>> Begin Input data

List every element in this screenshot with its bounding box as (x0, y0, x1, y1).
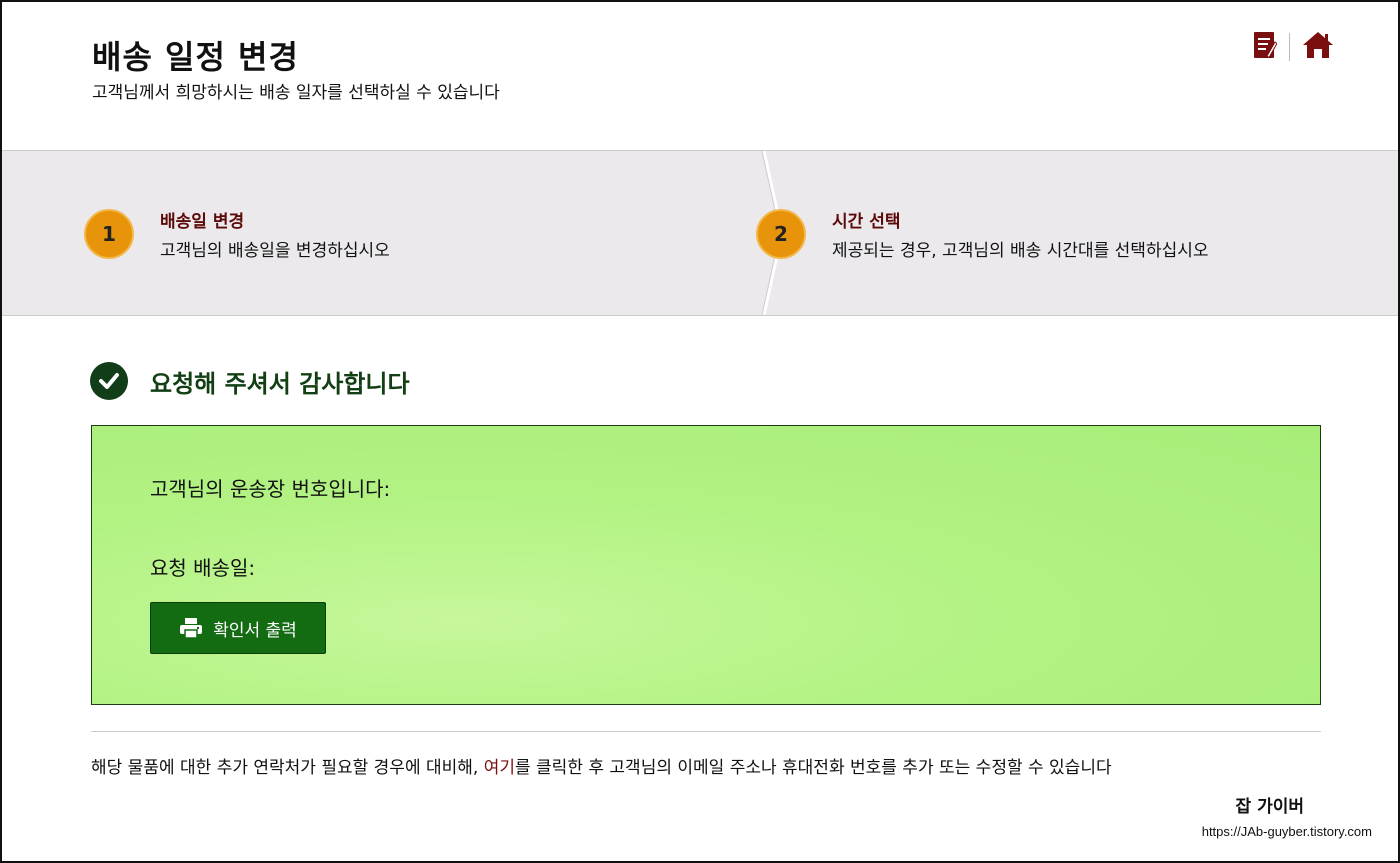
step-title: 배송일 변경 (160, 212, 245, 232)
icon-separator (1289, 33, 1290, 61)
print-confirmation-button[interactable]: 확인서 출력 (150, 602, 326, 654)
step-1: 1 배송일 변경 고객님의 배송일을 변경하십시오 (84, 207, 390, 261)
step-title: 시간 선택 (832, 212, 901, 232)
step-2: 2 시간 선택 제공되는 경우, 고객님의 배송 시간대를 선택하십시오 (756, 207, 1209, 261)
step-number-badge: 1 (84, 209, 134, 259)
edit-document-icon[interactable] (1253, 30, 1278, 64)
confirmation-box: 고객님의 운송장 번호입니다: 요청 배송일: 확인서 출력 (91, 425, 1321, 705)
step-description: 고객님의 배송일을 변경하십시오 (160, 241, 390, 261)
divider (91, 731, 1321, 732)
step-description: 제공되는 경우, 고객님의 배송 시간대를 선택하십시오 (832, 241, 1209, 261)
tracking-number-label: 고객님의 운송장 번호입니다: (150, 477, 391, 501)
notice-text: 해당 물품에 대한 추가 연락처가 필요할 경우에 대비해, (91, 758, 484, 778)
page-subtitle: 고객님께서 희망하시는 배송 일자를 선택하실 수 있습니다 (92, 83, 500, 103)
page-frame: 배송 일정 변경 고객님께서 희망하시는 배송 일자를 선택하실 수 있습니다 (0, 0, 1400, 863)
home-icon[interactable] (1302, 30, 1334, 64)
steps-band: 1 배송일 변경 고객님의 배송일을 변경하십시오 2 시간 선택 제공되는 경… (2, 150, 1398, 316)
printer-icon (179, 617, 203, 639)
check-circle-icon (90, 362, 128, 400)
watermark-url: https://JAb-guyber.tistory.com (1201, 824, 1372, 839)
top-icons (1253, 30, 1334, 64)
requested-date-label: 요청 배송일: (150, 556, 256, 580)
step-number-badge: 2 (756, 209, 806, 259)
watermark-name: 잡 가이버 (1235, 797, 1304, 817)
thanks-text: 요청해 주셔서 감사합니다 (150, 369, 410, 398)
print-button-label: 확인서 출력 (213, 620, 297, 641)
notice-text: 를 클릭한 후 고객님의 이메일 주소나 휴대전화 번호를 추가 또는 수정할 … (515, 758, 1112, 778)
page-title: 배송 일정 변경 (92, 38, 299, 76)
confirmation-heading: 요청해 주셔서 감사합니다 (90, 362, 410, 400)
here-link[interactable]: 여기 (484, 758, 515, 778)
contact-update-notice: 해당 물품에 대한 추가 연락처가 필요할 경우에 대비해, 여기를 클릭한 후… (91, 748, 1316, 788)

>> End Input data

Copy word for word the lines in the records above, beginning with the line that contains "step-title: 배송일 변경 (160, 212, 245, 232)" and continuing through the line that contains "step-number-badge: 1 (84, 209, 134, 259)", with both of those lines included.

* **Answer to this task**
step-title: 배송일 변경 (160, 212, 245, 232)
icon-separator (1289, 33, 1290, 61)
print-confirmation-button[interactable]: 확인서 출력 (150, 602, 326, 654)
step-1: 1 배송일 변경 고객님의 배송일을 변경하십시오 (84, 207, 390, 261)
step-title: 시간 선택 (832, 212, 901, 232)
step-2: 2 시간 선택 제공되는 경우, 고객님의 배송 시간대를 선택하십시오 (756, 207, 1209, 261)
step-number-badge: 1 (84, 209, 134, 259)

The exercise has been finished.